## WORK TO COMPLETE
Please list all lines of the material below in which the string "Mieczysława" occurs.

[Data entries]
________________________________________

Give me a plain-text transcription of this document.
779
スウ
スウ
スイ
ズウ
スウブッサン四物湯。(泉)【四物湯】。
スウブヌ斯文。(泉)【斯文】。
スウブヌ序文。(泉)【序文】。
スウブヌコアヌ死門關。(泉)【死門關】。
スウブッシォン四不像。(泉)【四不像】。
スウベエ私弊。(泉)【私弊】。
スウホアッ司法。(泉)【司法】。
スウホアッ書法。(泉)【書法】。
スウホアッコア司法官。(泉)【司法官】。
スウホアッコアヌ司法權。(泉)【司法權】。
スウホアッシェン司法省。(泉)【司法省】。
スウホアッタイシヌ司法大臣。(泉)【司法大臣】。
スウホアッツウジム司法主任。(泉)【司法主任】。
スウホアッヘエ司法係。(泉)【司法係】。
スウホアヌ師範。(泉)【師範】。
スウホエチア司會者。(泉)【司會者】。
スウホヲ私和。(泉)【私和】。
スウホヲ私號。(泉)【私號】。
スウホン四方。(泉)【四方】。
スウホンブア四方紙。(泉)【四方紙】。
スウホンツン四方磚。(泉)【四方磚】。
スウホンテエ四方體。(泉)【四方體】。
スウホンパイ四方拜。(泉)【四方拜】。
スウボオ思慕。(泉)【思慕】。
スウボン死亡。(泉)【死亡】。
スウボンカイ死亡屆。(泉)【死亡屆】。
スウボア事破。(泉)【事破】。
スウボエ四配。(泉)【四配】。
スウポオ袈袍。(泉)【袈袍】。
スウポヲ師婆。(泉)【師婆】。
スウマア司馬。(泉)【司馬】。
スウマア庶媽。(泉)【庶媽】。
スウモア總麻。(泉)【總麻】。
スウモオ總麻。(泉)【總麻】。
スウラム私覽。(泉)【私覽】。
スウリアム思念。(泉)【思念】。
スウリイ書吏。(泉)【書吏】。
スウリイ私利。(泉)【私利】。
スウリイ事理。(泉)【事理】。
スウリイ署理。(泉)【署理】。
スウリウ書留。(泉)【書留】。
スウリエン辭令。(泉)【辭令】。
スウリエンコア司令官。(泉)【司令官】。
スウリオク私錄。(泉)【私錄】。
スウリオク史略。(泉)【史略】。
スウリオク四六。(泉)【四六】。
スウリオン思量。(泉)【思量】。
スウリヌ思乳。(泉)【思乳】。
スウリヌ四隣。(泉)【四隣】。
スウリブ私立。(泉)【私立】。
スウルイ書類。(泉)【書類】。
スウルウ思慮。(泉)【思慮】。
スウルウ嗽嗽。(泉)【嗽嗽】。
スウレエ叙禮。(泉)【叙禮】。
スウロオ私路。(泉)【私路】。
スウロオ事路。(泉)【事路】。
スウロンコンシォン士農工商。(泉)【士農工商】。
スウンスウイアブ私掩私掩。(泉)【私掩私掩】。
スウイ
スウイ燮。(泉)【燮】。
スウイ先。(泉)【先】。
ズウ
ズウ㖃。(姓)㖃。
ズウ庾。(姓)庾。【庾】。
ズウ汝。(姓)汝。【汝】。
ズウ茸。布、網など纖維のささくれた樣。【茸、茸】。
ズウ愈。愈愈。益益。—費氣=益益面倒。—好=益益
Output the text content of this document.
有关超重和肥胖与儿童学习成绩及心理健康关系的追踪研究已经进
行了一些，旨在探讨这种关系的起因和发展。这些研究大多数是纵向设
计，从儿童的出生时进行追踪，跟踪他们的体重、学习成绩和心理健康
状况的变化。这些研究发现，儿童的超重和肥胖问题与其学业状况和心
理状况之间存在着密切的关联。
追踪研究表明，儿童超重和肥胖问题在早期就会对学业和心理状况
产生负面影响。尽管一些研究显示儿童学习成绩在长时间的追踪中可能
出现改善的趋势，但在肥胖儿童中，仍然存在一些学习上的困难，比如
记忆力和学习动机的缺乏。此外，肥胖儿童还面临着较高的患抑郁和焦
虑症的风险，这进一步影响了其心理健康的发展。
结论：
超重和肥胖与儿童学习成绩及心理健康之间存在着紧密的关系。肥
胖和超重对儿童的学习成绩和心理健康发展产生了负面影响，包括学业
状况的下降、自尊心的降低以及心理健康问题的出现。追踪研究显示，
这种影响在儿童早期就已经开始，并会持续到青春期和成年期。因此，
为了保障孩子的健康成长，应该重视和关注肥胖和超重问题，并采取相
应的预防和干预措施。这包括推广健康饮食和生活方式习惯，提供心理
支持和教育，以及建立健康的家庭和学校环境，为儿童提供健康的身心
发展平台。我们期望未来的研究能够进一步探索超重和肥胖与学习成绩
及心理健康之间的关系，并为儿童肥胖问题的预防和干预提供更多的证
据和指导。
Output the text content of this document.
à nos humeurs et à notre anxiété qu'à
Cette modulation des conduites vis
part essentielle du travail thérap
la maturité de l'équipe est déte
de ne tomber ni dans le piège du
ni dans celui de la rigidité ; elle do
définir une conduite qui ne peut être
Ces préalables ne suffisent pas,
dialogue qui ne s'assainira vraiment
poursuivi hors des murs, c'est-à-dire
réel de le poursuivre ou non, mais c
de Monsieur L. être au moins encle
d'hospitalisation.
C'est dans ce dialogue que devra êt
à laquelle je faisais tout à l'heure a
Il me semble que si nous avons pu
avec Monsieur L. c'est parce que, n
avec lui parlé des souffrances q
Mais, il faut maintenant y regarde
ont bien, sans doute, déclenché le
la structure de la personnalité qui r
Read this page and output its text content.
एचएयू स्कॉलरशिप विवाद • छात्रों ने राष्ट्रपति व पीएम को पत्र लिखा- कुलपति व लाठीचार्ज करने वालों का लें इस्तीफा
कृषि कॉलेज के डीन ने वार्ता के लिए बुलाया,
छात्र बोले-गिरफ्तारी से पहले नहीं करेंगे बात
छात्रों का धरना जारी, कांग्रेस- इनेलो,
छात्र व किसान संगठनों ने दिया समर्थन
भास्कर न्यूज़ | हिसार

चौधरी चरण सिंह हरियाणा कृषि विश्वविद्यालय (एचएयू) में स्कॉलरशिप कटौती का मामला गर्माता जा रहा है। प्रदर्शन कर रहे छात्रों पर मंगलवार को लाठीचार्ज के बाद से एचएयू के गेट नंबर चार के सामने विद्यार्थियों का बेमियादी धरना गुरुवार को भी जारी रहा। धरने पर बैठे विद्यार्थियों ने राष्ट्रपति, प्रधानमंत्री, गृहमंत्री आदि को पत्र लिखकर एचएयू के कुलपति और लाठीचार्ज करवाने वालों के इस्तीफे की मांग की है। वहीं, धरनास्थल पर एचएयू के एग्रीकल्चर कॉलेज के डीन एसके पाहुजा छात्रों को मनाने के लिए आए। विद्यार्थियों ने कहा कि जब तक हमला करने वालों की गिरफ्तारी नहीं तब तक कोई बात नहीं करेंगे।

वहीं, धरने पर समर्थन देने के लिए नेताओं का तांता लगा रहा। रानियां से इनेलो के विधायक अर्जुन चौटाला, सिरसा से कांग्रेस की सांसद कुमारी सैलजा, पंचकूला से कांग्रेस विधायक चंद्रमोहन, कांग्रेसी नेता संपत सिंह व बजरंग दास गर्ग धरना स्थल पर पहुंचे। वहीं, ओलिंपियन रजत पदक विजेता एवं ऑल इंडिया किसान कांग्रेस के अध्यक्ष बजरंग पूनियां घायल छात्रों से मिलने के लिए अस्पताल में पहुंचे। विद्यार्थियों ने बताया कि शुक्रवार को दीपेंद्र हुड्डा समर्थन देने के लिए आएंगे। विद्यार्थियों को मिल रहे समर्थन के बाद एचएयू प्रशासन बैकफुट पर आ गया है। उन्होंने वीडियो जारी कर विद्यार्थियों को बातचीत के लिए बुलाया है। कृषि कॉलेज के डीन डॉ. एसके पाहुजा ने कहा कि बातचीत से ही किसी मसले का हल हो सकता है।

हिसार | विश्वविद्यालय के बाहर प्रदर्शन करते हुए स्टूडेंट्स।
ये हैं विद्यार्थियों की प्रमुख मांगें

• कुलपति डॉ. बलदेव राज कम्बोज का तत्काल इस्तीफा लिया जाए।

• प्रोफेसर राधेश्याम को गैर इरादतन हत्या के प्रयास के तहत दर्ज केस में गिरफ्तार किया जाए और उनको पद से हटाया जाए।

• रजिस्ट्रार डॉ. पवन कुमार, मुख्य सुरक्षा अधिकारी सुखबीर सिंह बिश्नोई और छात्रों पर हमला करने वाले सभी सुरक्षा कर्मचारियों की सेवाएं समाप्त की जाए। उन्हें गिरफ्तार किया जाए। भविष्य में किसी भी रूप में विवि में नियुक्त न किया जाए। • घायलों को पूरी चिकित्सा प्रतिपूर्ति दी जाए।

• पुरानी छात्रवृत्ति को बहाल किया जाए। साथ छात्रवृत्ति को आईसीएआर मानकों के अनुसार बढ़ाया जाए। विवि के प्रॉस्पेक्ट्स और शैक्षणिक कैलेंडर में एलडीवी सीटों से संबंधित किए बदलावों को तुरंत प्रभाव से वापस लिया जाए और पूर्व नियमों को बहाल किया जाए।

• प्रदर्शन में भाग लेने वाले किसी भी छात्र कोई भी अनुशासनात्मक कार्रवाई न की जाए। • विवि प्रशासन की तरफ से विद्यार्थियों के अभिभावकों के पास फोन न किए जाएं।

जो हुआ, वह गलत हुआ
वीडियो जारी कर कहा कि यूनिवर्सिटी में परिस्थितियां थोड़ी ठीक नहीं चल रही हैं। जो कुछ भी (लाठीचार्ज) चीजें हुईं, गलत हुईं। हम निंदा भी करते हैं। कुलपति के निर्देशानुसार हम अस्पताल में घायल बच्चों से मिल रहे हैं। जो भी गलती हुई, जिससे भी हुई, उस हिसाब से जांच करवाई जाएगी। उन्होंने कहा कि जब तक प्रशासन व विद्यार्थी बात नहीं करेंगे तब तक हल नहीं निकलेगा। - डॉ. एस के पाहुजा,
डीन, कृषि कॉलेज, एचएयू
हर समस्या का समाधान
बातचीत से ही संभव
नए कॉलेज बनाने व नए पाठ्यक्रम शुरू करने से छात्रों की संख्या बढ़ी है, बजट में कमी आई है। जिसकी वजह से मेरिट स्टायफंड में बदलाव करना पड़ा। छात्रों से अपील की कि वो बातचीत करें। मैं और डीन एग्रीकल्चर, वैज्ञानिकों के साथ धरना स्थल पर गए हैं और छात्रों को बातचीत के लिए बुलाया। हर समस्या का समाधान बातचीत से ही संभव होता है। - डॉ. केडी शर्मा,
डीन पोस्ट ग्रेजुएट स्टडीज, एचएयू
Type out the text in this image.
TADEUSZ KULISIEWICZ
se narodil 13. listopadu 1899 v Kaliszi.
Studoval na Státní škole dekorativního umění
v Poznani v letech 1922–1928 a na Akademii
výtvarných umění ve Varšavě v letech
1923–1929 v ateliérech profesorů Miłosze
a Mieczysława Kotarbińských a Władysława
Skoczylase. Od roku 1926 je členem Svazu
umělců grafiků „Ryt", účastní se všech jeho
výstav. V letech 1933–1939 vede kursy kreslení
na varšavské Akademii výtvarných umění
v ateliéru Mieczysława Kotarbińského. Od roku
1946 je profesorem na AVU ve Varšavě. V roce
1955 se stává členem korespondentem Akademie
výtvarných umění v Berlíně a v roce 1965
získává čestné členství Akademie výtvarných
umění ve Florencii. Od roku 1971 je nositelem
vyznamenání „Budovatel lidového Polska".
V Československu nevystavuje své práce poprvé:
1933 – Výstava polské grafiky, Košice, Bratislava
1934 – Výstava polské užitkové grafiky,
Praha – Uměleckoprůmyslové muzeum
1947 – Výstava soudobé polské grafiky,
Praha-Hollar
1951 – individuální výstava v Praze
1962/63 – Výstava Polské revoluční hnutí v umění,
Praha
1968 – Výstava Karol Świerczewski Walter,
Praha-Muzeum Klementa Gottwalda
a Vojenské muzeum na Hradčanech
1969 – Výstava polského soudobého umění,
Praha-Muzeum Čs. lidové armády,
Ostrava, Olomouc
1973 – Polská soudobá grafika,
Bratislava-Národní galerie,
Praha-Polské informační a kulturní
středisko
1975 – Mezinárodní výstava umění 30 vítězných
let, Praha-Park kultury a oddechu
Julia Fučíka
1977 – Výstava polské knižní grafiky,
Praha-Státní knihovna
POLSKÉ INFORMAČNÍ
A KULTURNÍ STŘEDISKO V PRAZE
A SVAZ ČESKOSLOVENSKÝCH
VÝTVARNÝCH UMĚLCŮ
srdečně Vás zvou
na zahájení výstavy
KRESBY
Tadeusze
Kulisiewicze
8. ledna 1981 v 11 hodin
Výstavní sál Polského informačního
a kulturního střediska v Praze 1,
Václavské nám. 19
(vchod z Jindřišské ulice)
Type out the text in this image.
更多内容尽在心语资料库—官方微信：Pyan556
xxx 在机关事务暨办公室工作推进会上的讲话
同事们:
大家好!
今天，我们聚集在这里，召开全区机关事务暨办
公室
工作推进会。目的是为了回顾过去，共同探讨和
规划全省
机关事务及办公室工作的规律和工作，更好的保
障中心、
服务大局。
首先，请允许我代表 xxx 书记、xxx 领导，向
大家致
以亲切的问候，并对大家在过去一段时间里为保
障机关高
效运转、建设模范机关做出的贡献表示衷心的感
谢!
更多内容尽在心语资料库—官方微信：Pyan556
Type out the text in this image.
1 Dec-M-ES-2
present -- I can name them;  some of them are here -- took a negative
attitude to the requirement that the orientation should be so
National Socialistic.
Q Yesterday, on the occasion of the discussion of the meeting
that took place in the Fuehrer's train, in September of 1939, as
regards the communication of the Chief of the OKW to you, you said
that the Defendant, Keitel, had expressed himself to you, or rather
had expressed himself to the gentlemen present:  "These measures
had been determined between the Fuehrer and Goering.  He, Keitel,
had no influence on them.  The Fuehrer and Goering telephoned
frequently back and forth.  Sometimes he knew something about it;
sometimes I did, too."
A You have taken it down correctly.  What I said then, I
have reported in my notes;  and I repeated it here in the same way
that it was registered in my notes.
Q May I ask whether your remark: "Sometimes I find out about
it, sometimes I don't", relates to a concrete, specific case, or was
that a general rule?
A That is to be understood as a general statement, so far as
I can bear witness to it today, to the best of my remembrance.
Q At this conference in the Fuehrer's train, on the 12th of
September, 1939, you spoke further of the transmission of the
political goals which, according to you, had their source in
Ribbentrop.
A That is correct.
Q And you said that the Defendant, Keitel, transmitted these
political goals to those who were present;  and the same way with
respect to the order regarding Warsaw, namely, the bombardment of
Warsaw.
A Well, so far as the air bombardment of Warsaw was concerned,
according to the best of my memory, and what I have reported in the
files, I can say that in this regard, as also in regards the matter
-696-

________________________________________

## SOLUTION TO THIS TASK
a Mieczysława Kotarbińských a Władysława
v ateliéru Mieczysława Kotarbińského. Od roku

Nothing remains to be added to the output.